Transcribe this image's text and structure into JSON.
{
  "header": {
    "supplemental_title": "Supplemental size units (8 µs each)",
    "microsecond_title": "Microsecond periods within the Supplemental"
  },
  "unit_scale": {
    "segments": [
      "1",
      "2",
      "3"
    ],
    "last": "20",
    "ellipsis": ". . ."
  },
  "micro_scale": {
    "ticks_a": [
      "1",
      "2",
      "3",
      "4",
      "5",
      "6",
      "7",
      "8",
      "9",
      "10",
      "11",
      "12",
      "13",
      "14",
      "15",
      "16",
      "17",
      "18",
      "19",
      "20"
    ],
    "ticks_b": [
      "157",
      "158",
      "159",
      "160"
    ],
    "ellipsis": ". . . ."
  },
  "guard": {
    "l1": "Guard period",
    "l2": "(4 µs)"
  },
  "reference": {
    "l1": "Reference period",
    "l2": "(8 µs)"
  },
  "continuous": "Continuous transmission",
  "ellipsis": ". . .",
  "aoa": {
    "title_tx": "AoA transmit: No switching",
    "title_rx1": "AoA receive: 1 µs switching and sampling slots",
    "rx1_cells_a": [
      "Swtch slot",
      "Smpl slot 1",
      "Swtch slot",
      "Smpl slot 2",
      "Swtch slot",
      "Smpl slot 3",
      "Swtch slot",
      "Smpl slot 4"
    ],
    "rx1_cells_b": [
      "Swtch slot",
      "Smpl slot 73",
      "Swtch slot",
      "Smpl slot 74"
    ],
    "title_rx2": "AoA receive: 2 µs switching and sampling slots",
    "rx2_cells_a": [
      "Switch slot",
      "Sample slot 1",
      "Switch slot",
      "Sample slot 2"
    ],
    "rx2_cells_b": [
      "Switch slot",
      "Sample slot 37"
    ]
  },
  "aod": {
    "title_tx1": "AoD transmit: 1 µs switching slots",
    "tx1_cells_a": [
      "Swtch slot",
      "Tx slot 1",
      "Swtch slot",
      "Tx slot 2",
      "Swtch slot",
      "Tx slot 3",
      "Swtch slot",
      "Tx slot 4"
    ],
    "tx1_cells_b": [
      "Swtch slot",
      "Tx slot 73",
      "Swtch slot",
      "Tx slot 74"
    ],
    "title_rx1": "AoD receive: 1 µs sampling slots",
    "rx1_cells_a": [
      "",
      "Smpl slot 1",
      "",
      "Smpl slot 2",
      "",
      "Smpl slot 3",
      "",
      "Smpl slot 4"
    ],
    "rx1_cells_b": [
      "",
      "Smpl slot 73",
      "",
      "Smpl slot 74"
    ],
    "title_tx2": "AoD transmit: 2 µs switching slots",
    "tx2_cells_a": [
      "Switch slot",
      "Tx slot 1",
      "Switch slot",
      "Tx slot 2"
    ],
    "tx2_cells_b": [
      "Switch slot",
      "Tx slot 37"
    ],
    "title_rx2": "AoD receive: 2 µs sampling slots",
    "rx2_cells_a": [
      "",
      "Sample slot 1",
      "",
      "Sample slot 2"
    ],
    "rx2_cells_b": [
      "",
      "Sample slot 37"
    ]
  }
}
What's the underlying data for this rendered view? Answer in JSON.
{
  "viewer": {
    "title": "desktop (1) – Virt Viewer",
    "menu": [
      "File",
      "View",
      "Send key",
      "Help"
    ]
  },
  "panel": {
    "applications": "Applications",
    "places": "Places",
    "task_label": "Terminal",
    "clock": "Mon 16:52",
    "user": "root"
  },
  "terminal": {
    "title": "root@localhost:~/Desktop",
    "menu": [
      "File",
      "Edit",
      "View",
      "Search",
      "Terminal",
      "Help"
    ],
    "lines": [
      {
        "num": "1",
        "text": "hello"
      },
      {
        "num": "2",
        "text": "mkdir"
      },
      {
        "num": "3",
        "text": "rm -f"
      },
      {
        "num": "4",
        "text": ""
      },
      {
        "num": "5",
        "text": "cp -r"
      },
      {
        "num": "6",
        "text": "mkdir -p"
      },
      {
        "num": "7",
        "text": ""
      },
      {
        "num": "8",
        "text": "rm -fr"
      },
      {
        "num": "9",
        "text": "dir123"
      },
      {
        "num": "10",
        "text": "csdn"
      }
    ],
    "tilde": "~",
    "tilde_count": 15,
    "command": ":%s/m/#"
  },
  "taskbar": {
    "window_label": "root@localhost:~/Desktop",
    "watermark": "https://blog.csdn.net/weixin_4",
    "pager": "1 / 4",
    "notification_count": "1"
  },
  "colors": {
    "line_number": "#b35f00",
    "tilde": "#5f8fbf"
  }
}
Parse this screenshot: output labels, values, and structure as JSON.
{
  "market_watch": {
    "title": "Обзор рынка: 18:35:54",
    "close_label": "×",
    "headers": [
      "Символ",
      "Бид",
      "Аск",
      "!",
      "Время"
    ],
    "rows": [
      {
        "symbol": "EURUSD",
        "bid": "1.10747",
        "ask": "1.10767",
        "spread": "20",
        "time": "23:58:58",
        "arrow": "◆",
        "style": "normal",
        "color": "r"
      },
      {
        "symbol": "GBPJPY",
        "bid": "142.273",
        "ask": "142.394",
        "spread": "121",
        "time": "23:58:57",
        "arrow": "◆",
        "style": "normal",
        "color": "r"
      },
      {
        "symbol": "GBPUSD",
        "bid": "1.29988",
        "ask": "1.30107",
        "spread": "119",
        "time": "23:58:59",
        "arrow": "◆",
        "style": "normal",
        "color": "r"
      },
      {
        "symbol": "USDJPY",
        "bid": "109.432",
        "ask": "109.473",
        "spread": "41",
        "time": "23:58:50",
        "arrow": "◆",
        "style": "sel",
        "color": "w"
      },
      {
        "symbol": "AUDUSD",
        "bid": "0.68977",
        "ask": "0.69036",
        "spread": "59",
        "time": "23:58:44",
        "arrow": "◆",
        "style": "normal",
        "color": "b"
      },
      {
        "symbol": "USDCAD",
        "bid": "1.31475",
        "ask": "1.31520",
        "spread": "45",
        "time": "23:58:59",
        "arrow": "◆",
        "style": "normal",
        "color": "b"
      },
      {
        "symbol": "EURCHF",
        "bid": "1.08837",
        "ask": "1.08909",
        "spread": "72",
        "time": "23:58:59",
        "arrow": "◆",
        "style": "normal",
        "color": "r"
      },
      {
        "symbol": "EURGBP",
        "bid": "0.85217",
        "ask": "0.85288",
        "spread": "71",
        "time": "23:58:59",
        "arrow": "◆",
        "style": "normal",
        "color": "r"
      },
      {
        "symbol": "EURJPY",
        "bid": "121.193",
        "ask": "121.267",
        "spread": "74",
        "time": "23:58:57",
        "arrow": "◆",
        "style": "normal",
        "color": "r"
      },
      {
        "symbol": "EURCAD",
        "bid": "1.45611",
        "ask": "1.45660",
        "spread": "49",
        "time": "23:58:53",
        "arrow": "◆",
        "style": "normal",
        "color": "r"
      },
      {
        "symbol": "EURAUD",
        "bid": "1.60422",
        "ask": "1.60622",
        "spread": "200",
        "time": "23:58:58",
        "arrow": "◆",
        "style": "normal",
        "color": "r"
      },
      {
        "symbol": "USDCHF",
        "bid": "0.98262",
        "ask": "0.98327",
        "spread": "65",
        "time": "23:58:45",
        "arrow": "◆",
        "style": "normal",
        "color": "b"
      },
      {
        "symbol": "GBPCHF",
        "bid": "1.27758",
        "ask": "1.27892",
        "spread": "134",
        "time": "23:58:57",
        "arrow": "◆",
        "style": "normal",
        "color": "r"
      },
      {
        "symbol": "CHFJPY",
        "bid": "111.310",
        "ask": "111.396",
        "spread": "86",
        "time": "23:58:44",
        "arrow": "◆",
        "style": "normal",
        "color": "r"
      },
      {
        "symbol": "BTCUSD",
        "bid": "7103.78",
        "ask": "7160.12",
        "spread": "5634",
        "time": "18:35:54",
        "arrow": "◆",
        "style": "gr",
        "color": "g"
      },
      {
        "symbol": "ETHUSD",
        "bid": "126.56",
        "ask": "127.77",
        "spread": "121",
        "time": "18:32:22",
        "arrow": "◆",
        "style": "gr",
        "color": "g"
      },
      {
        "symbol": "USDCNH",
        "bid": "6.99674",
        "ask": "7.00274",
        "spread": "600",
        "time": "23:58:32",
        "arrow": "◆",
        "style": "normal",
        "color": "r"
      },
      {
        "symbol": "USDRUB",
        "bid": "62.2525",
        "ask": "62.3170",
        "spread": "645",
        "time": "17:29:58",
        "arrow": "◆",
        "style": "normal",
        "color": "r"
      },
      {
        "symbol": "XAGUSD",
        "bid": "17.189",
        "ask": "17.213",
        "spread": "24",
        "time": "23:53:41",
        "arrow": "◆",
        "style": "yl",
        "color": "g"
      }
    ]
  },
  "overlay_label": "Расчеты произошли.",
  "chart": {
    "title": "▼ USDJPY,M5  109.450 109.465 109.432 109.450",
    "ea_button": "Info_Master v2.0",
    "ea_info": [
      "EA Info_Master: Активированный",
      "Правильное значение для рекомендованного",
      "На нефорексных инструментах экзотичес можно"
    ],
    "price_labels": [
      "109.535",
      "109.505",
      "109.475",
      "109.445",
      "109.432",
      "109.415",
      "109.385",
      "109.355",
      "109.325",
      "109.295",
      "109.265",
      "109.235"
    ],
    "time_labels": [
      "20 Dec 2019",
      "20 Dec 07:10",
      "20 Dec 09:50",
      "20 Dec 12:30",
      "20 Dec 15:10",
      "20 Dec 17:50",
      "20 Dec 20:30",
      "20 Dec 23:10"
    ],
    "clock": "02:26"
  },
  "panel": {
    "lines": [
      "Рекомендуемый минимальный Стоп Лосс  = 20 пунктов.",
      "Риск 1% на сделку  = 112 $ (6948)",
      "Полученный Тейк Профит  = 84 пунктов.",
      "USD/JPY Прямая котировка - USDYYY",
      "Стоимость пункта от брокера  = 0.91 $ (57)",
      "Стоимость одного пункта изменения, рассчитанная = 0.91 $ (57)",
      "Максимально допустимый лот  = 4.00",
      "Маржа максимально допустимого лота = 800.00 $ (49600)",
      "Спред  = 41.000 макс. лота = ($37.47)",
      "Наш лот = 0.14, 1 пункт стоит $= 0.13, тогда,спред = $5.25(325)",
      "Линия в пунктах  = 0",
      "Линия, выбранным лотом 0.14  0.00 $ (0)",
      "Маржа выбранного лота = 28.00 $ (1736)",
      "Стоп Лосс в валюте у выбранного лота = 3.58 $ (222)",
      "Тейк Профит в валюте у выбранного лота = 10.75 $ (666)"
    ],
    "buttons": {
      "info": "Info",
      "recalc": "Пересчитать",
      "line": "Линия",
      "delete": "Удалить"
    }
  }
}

TASK GOAL: For each line above that contains the word "Линия", copy that line.

OUTPUT BELOW:
      "Линия в пунктах  = 0",
      "Линия, выбранным лотом 0.14  0.00 $ (0)",
      "line": "Линия",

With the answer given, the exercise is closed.